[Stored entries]
_ _ _ _ _

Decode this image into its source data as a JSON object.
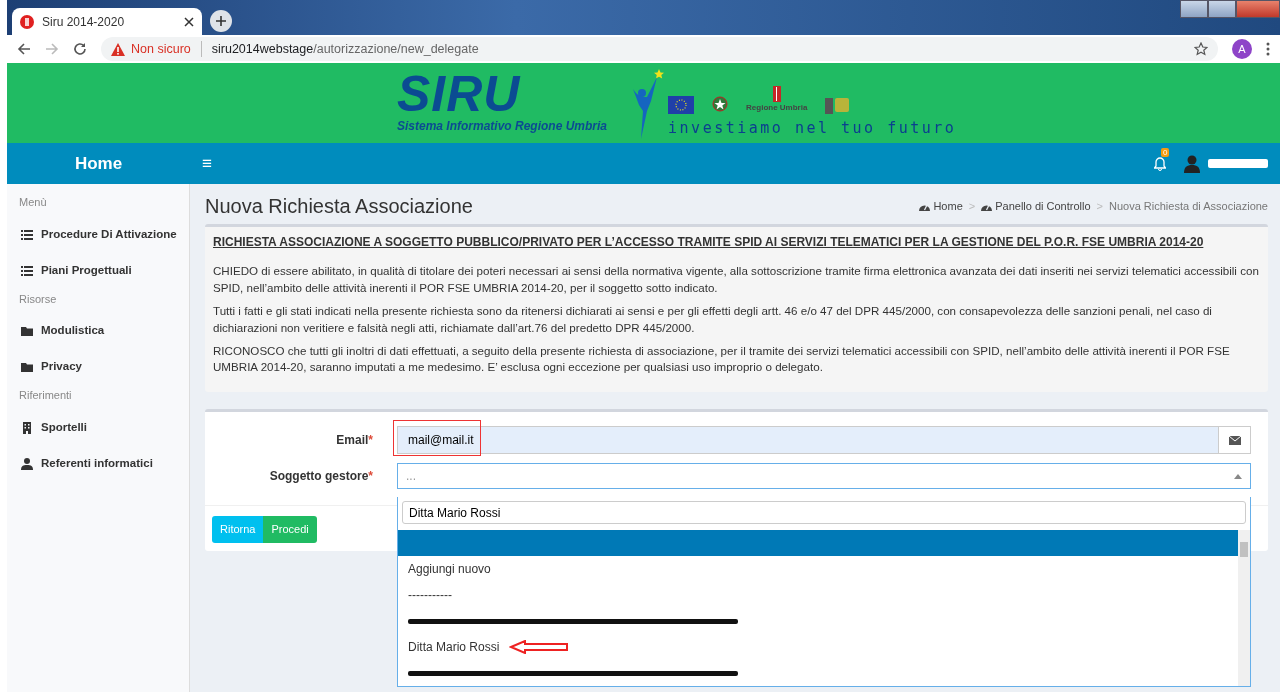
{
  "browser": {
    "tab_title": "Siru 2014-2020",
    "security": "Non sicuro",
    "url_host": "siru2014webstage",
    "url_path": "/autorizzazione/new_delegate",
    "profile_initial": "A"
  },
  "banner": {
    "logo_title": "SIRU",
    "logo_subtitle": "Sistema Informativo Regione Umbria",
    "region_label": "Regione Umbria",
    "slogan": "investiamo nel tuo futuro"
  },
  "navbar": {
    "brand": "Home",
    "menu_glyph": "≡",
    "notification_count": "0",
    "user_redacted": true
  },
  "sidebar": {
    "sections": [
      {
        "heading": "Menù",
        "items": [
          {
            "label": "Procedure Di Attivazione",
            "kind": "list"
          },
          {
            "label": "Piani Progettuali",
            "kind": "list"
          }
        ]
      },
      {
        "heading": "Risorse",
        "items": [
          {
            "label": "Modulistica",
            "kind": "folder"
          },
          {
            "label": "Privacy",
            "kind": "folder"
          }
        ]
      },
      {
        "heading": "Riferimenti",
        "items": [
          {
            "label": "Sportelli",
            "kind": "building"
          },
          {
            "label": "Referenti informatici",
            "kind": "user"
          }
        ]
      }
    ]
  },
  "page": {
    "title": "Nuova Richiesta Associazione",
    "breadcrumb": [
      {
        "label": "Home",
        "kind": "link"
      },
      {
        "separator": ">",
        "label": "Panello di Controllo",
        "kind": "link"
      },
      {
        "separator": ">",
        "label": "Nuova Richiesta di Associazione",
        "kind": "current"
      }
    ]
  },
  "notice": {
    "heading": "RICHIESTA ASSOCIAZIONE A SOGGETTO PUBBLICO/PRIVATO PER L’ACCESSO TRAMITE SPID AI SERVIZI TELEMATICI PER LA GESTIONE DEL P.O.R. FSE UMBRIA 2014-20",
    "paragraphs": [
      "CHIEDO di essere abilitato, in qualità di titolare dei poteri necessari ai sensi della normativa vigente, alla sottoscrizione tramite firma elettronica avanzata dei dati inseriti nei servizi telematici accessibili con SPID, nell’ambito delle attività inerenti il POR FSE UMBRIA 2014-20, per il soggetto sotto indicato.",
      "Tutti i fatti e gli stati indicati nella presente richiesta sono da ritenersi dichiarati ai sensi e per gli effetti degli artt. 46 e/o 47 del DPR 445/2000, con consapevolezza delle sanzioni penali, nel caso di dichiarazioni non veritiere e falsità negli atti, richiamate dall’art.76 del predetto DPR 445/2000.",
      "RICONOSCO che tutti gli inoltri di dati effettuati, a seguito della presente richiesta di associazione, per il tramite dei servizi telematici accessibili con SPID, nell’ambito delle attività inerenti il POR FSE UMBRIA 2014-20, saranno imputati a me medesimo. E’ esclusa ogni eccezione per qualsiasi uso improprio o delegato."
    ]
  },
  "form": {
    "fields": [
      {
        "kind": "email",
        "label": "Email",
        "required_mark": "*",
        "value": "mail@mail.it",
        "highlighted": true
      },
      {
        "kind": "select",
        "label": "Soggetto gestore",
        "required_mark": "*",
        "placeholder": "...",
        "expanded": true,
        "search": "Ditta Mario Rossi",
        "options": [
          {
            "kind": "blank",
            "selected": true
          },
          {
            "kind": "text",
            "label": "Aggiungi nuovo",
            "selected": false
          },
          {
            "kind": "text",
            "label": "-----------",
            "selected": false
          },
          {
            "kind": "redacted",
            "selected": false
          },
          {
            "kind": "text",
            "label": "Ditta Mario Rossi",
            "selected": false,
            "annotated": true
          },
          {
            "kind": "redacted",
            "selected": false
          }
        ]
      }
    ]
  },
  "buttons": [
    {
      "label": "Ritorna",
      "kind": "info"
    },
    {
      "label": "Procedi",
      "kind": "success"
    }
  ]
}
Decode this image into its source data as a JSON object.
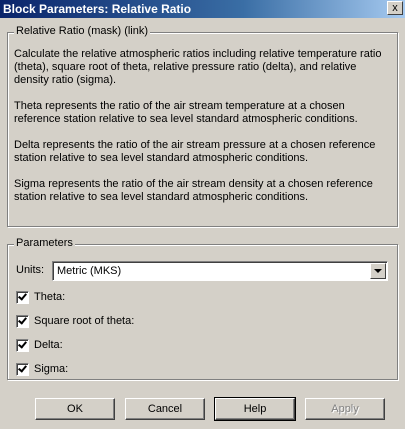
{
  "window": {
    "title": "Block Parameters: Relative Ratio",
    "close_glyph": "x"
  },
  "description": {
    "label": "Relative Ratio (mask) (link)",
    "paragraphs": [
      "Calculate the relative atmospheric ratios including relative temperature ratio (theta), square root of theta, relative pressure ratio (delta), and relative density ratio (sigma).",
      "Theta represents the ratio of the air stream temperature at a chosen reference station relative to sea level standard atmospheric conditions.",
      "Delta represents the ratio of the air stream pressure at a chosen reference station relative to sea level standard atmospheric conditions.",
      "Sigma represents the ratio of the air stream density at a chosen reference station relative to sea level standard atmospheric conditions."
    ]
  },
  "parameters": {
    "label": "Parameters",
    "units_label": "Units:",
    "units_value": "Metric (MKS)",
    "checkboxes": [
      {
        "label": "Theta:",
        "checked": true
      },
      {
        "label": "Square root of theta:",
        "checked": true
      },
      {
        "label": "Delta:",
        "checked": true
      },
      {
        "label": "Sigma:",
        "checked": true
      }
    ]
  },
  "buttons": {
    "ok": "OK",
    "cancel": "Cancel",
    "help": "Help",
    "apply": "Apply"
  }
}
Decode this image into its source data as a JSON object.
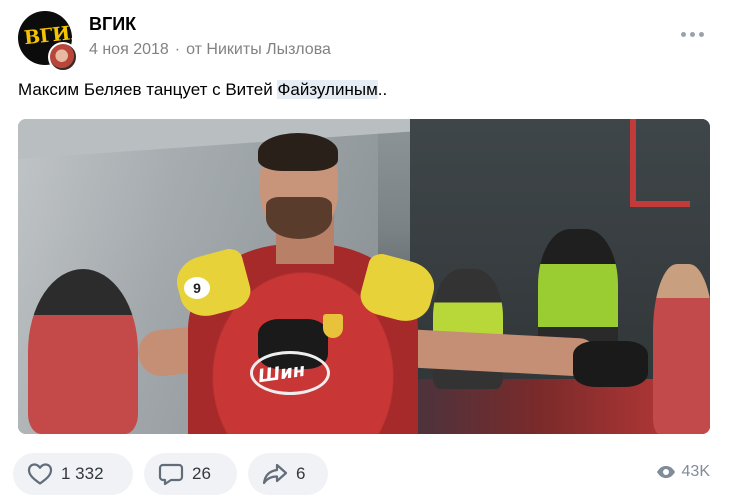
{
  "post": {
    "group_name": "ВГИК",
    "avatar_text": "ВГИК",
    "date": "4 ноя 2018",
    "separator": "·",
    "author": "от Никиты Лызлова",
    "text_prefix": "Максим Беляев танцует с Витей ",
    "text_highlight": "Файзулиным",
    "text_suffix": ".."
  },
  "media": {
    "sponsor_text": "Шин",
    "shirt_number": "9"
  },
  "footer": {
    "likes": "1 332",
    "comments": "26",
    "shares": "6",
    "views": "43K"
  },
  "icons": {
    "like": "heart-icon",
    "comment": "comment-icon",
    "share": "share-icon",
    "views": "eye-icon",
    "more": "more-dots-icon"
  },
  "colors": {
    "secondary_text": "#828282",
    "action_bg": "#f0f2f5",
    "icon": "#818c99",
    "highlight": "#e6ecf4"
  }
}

_ _ _ _ _

Directions: Gather all lines where the word "Ditta" appears.

The solution:
        "search": "Ditta Mario Rossi",
            "label": "Ditta Mario Rossi",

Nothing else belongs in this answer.